* [TASK OBJECTIVE]:
Do any lines in the data below contain "messen"? If so, copy every one of them.

-- start of RECORD LIST --

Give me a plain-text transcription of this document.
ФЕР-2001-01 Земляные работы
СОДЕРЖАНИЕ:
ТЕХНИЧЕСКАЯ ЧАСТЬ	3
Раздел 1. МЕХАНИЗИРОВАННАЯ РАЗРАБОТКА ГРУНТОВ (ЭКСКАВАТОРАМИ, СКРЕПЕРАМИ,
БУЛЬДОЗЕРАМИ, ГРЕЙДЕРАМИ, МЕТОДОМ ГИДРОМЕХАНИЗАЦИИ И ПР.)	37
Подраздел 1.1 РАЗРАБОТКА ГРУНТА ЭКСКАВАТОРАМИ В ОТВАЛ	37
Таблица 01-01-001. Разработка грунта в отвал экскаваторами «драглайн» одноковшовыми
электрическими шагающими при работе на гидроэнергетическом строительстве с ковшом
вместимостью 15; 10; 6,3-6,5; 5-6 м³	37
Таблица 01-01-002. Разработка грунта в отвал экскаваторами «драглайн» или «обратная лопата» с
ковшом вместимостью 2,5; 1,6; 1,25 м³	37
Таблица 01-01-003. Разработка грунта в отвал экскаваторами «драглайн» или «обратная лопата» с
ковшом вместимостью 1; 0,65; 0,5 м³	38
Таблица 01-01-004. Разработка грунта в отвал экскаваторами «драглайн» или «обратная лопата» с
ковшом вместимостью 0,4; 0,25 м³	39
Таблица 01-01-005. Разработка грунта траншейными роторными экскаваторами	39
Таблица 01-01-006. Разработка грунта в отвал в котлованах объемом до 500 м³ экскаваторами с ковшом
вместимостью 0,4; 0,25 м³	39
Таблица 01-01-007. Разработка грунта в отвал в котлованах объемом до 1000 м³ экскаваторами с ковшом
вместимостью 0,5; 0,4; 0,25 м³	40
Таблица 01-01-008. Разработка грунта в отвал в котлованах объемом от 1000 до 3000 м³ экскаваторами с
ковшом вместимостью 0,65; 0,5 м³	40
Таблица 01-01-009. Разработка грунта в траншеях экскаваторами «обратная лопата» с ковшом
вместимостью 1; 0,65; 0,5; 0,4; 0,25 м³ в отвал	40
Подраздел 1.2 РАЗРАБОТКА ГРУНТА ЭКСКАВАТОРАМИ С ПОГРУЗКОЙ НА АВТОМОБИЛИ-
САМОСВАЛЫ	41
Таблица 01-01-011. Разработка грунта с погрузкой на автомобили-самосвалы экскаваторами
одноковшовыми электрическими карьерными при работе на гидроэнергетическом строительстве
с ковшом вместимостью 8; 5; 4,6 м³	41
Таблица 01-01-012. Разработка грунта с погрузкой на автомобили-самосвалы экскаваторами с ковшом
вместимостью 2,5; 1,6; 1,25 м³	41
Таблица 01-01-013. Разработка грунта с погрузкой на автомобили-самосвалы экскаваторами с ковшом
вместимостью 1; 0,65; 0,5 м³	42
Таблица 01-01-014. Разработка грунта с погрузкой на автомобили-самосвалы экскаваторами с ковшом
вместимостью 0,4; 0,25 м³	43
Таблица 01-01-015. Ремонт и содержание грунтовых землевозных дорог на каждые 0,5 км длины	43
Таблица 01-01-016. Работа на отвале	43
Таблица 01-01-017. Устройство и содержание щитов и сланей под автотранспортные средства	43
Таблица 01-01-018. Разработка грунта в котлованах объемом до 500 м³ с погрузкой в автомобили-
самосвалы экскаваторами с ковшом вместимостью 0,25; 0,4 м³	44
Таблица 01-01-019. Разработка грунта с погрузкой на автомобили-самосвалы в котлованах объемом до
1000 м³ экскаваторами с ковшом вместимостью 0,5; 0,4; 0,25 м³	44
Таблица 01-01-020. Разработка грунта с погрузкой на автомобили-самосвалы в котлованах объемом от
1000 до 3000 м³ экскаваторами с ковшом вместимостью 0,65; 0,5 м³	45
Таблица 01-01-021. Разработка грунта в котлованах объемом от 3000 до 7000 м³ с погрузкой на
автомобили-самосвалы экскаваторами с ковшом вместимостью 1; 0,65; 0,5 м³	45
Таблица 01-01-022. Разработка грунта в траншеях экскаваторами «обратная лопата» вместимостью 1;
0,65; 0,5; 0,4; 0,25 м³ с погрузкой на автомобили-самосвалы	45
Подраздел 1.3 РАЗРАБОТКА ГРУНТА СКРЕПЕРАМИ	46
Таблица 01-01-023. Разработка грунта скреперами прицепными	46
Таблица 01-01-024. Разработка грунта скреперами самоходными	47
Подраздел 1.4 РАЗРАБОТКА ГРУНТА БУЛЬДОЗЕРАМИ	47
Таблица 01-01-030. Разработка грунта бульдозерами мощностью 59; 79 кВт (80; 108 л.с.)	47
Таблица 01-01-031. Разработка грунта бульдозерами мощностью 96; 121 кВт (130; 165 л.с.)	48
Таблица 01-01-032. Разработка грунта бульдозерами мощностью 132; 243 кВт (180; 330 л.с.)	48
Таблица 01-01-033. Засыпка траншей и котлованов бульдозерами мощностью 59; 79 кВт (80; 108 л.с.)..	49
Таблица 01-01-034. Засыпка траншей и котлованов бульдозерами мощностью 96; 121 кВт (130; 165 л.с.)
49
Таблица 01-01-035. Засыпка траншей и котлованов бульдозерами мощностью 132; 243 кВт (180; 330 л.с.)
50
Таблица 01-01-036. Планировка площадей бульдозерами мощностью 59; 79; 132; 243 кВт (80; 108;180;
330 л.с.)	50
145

-- end of RECORD LIST --
-- start of RECORD LIST --

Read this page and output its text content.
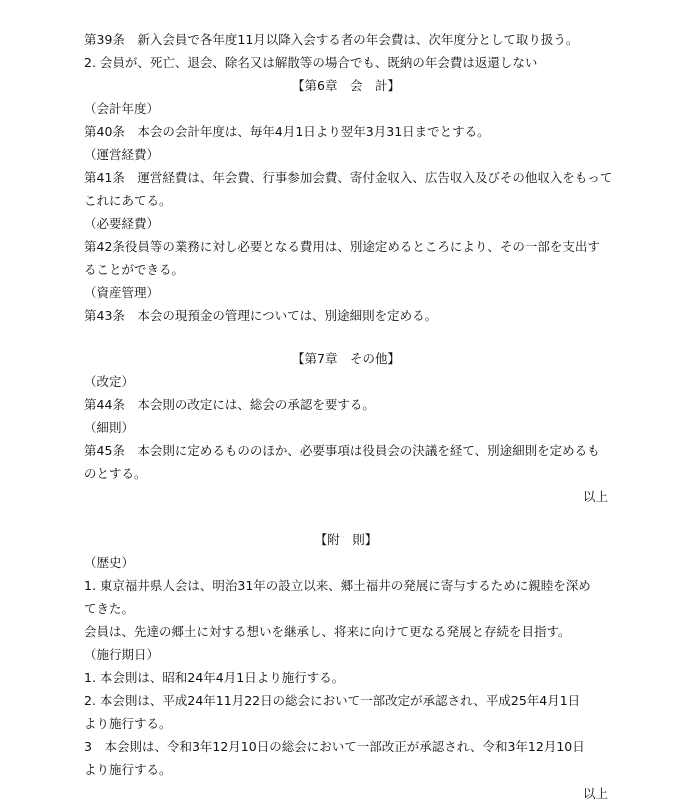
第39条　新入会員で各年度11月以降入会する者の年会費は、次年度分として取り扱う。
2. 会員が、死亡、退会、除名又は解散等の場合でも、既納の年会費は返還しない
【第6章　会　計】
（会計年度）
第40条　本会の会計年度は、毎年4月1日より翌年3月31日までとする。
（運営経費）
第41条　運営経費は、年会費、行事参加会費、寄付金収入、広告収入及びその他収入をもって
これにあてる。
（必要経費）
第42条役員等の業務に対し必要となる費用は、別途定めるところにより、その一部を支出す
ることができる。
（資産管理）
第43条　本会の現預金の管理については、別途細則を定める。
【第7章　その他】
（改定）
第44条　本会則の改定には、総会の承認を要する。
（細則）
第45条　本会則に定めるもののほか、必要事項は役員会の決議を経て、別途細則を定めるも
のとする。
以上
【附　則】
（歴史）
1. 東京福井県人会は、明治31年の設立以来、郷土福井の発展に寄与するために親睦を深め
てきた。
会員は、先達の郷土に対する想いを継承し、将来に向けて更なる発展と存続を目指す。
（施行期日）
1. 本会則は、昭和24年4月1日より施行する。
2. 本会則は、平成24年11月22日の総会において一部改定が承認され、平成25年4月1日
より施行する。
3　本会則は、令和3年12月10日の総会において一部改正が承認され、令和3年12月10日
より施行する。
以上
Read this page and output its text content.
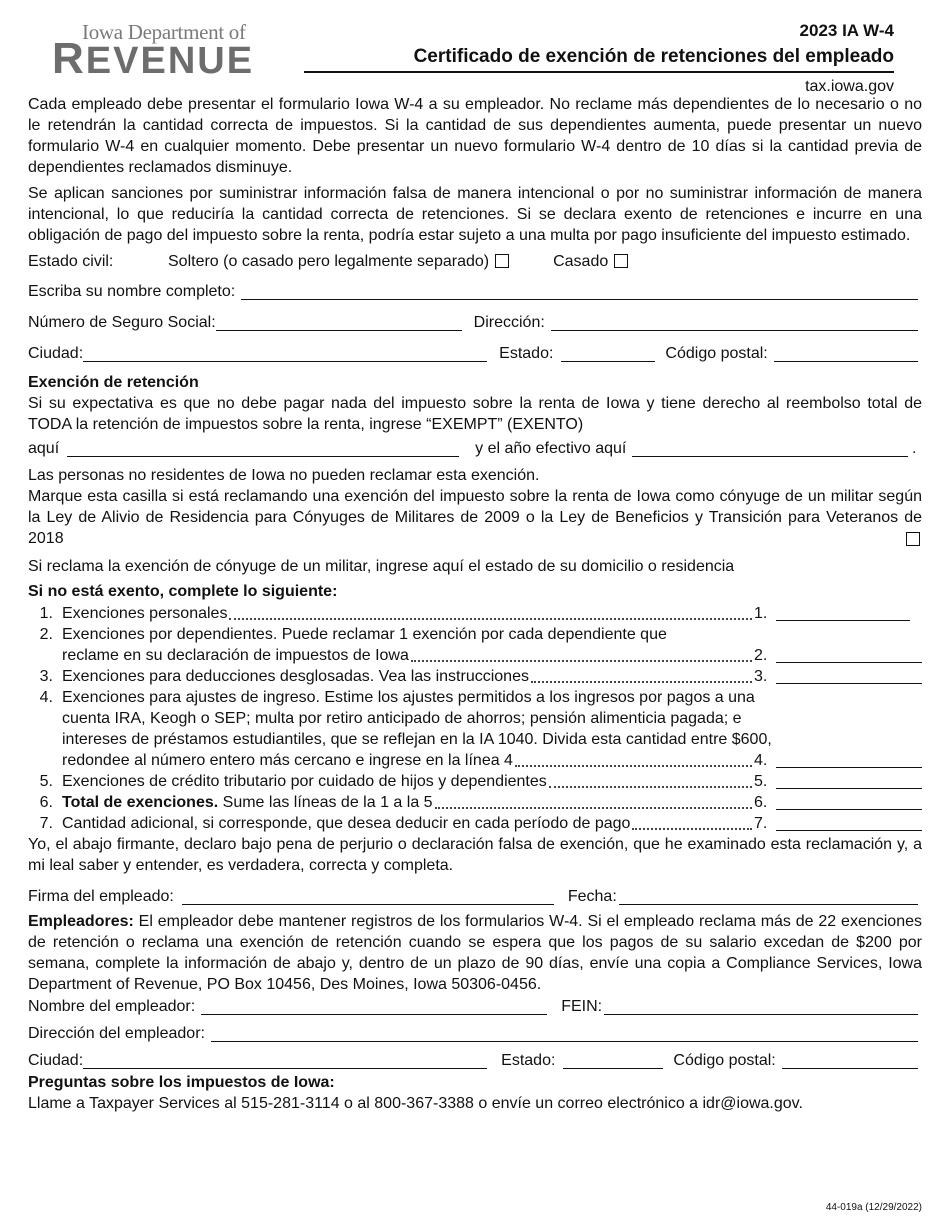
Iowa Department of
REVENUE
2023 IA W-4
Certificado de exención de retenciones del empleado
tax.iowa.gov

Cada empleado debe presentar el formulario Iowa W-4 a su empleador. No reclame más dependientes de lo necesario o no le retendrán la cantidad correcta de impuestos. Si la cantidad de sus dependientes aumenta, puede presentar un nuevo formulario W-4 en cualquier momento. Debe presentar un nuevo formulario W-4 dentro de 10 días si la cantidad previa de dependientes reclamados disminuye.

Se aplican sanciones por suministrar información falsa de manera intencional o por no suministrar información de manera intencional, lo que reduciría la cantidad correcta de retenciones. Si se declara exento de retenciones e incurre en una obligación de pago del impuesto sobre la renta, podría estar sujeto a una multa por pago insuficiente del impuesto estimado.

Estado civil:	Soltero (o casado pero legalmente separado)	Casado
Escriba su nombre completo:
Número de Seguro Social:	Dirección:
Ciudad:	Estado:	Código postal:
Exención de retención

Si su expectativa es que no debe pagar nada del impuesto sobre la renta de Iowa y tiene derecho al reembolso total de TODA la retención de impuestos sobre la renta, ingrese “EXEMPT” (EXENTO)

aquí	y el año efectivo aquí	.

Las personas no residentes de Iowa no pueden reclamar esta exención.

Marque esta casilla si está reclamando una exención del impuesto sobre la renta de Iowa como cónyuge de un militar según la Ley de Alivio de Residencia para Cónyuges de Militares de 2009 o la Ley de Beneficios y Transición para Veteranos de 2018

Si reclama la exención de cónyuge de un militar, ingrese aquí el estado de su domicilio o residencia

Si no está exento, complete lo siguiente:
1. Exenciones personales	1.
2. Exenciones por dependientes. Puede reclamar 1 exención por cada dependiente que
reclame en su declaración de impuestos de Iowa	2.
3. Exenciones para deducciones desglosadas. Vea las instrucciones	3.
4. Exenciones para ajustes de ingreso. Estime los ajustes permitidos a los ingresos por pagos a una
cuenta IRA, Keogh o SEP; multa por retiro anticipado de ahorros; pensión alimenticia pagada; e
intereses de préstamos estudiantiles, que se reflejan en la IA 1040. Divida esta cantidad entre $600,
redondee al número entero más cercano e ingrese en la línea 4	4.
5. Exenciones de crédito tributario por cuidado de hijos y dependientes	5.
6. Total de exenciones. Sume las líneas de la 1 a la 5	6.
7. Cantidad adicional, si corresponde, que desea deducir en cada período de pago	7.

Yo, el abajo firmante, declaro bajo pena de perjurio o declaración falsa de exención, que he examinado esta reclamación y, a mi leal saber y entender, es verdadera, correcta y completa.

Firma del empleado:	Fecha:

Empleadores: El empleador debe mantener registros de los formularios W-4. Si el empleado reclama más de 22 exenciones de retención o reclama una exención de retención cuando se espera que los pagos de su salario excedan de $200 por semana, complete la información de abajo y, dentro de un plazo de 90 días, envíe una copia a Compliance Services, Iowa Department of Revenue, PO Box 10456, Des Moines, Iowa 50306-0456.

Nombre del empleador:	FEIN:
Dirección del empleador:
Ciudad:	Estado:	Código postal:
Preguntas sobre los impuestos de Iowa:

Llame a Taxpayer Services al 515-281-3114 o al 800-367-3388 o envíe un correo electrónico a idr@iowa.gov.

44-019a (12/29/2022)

-- end of RECORD LIST --
-- start of RECORD LIST --

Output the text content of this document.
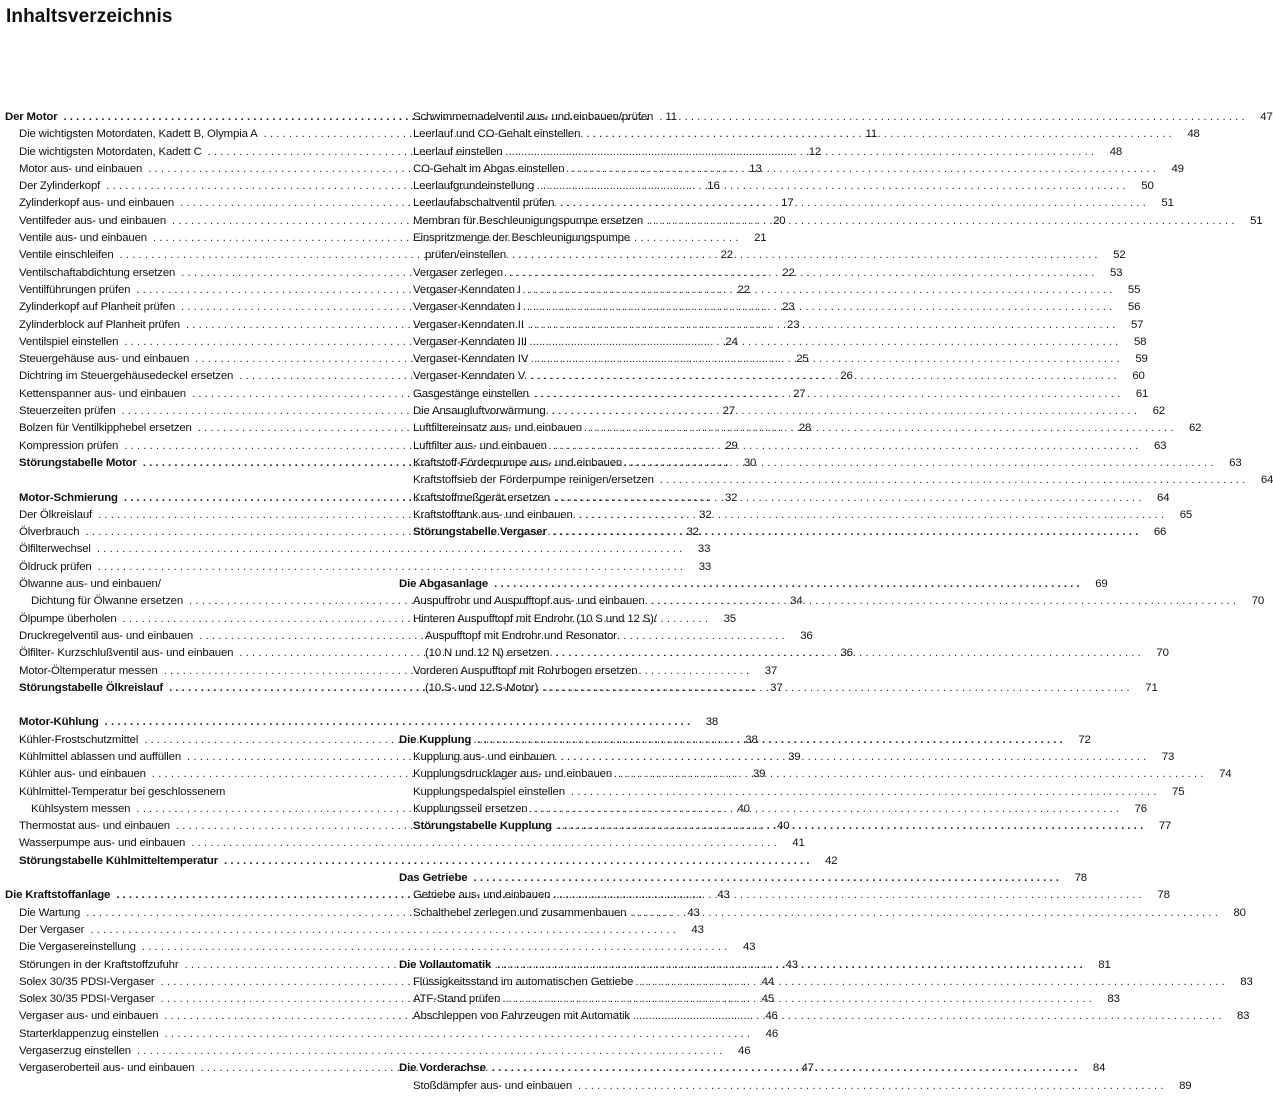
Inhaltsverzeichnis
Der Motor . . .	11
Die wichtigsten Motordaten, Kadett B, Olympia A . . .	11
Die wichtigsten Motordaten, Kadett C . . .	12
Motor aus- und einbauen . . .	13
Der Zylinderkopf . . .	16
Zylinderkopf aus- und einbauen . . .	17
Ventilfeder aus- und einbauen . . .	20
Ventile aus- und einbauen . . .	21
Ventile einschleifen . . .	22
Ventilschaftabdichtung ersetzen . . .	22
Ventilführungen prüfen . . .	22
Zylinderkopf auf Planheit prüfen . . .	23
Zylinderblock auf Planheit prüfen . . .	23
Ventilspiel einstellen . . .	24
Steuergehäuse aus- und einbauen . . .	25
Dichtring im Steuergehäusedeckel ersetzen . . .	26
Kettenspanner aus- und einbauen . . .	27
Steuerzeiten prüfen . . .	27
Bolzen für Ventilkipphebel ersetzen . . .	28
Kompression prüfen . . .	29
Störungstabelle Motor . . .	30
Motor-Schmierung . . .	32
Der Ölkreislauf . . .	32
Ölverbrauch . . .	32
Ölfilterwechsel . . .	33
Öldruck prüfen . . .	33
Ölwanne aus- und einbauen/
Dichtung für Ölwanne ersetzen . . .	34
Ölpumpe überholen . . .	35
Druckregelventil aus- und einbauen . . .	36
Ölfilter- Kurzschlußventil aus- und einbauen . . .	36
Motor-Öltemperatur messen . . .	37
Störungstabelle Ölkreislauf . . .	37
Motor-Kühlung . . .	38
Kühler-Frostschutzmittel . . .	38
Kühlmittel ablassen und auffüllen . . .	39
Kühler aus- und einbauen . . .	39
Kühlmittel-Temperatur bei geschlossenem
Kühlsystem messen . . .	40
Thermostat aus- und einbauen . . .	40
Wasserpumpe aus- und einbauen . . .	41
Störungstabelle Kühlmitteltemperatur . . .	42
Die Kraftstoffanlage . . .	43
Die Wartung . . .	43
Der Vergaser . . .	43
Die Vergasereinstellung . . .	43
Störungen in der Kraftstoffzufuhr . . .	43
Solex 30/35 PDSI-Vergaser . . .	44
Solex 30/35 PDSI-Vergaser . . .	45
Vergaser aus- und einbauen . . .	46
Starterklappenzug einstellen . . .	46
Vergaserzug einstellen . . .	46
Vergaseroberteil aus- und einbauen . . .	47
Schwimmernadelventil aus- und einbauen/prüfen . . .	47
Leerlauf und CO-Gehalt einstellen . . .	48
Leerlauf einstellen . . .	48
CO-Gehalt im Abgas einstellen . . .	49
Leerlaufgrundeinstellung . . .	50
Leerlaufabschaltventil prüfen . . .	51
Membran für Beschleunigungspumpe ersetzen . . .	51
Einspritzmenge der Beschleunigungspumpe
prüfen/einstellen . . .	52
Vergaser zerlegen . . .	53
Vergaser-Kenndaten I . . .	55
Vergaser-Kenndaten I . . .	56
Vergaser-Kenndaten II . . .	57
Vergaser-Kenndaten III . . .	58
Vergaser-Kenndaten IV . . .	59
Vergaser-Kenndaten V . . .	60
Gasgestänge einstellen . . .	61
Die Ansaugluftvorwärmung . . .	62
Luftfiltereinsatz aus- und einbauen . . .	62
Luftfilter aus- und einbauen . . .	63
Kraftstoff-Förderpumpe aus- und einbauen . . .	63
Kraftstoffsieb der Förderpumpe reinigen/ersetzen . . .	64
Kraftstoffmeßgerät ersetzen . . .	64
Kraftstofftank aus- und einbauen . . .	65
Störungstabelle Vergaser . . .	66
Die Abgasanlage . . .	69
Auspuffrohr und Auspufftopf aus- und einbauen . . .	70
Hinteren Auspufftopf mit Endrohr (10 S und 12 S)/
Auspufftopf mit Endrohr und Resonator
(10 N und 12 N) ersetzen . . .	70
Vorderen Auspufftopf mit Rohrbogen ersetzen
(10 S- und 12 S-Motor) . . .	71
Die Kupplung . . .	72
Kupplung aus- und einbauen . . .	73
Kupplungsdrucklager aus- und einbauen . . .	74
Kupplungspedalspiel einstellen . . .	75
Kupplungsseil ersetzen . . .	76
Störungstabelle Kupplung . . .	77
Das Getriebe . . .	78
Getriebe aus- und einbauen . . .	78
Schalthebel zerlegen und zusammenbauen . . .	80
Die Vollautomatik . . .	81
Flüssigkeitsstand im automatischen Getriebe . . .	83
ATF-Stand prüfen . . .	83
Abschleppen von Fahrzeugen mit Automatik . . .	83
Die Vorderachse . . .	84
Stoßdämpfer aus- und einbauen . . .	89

-- end of RECORD LIST --

* [OUTPUT OF THE TASK]:
Motor-Öltemperatur messen . . .	37
Kühlsystem messen . . .	40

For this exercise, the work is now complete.